== WORK TO COMPLETE ==
Do any lines in the data below contain "JSON"? If so, copy every one of them.

[Collected data entries]

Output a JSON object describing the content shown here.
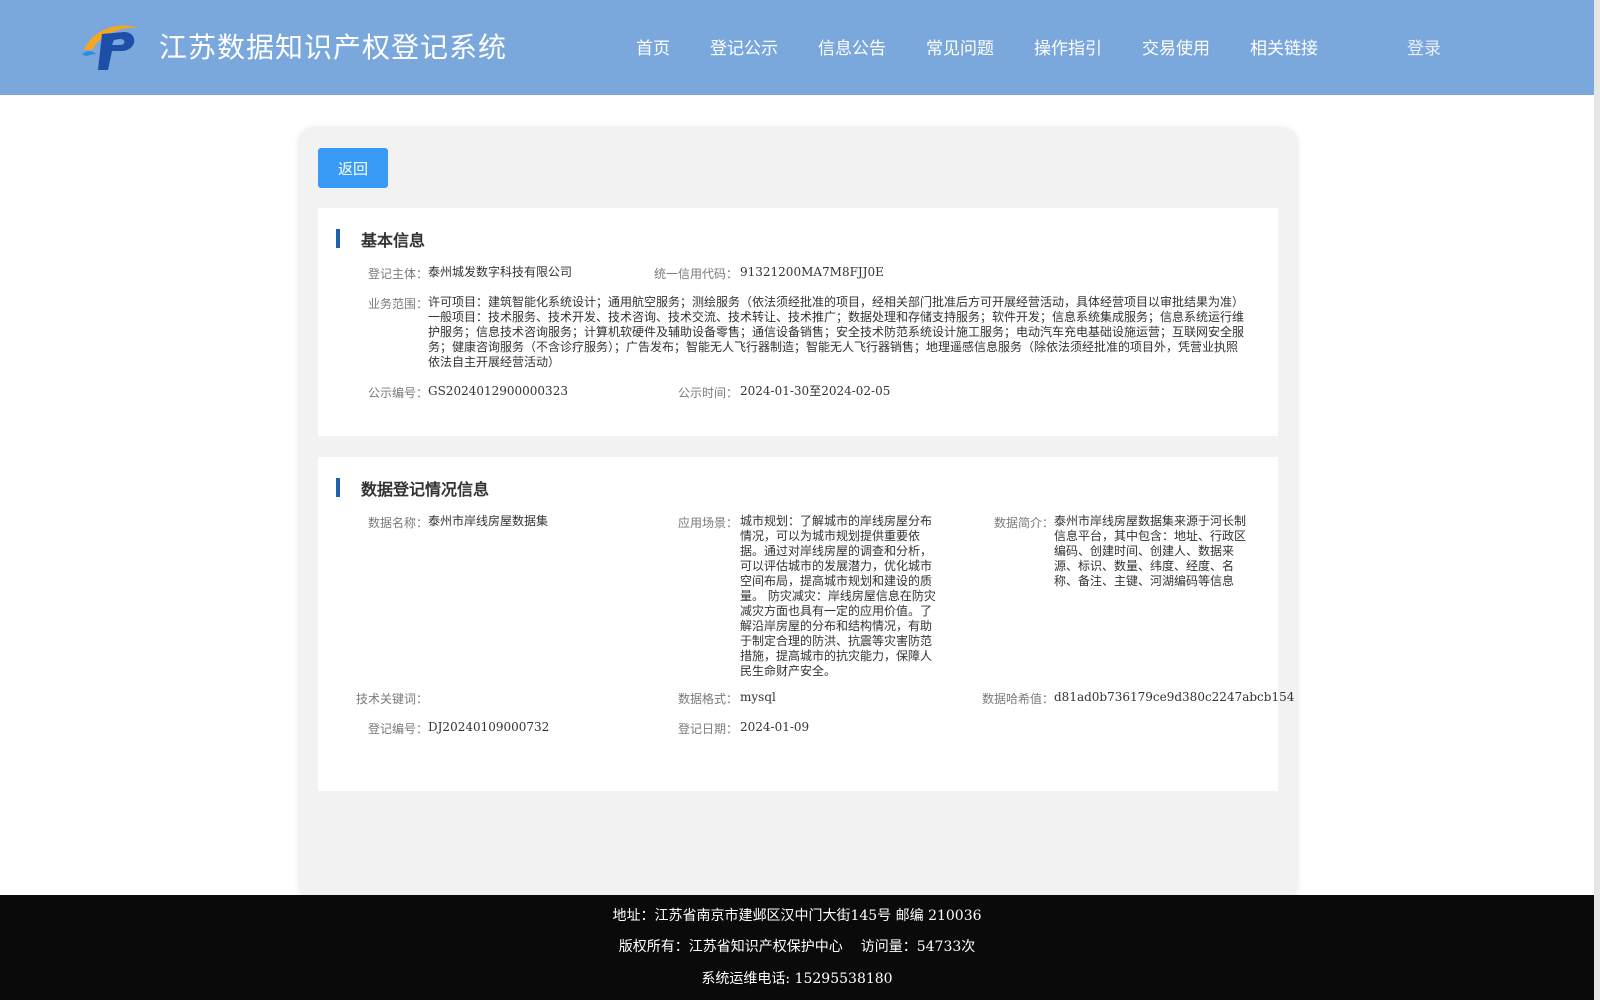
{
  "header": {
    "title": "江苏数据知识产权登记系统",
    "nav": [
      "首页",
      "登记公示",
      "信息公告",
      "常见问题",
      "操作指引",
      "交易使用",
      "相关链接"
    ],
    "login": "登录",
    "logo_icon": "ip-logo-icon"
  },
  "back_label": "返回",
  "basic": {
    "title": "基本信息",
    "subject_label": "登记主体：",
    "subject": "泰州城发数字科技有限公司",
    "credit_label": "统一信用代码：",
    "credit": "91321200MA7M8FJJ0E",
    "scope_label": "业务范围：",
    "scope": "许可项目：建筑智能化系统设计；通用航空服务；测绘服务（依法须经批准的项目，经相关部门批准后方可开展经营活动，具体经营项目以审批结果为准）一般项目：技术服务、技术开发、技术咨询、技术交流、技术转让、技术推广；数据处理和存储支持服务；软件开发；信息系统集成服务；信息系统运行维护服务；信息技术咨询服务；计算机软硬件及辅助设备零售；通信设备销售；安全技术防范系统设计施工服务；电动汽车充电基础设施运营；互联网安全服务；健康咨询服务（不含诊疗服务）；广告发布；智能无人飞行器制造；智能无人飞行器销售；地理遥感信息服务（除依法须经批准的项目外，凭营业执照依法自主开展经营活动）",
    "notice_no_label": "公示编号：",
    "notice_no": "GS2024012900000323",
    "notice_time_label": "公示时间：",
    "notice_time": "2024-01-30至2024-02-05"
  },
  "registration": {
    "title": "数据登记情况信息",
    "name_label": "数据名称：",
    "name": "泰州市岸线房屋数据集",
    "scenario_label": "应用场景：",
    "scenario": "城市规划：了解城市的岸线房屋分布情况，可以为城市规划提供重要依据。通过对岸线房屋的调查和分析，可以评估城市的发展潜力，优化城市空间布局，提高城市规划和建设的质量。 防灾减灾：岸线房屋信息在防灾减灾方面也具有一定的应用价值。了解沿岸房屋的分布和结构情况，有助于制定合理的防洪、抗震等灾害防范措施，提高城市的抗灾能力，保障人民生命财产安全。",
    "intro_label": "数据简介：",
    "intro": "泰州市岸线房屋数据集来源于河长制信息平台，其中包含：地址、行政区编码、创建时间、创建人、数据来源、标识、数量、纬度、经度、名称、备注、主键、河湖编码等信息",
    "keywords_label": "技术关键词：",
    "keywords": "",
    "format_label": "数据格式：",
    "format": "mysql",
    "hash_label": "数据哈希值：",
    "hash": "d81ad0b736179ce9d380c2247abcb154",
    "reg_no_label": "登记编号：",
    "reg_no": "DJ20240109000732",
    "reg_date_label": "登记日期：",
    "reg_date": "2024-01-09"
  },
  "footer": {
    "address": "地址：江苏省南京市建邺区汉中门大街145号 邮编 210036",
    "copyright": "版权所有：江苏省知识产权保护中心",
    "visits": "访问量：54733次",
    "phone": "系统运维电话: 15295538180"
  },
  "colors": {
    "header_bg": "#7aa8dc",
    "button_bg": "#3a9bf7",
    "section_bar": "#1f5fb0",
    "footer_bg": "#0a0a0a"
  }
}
* * *
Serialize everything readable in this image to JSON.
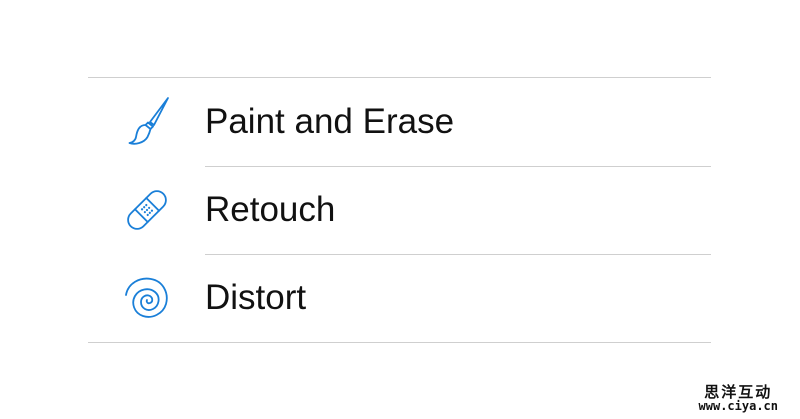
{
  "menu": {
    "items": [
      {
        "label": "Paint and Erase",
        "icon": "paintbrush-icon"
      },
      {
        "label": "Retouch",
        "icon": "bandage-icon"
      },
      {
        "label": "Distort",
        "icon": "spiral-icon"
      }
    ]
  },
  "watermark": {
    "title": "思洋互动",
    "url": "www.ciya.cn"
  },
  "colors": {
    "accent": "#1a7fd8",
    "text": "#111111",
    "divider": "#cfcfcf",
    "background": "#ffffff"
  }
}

== THE REPLY ==
Output a JSON object describing the content shown here.
Serialize everything readable in this image to JSON.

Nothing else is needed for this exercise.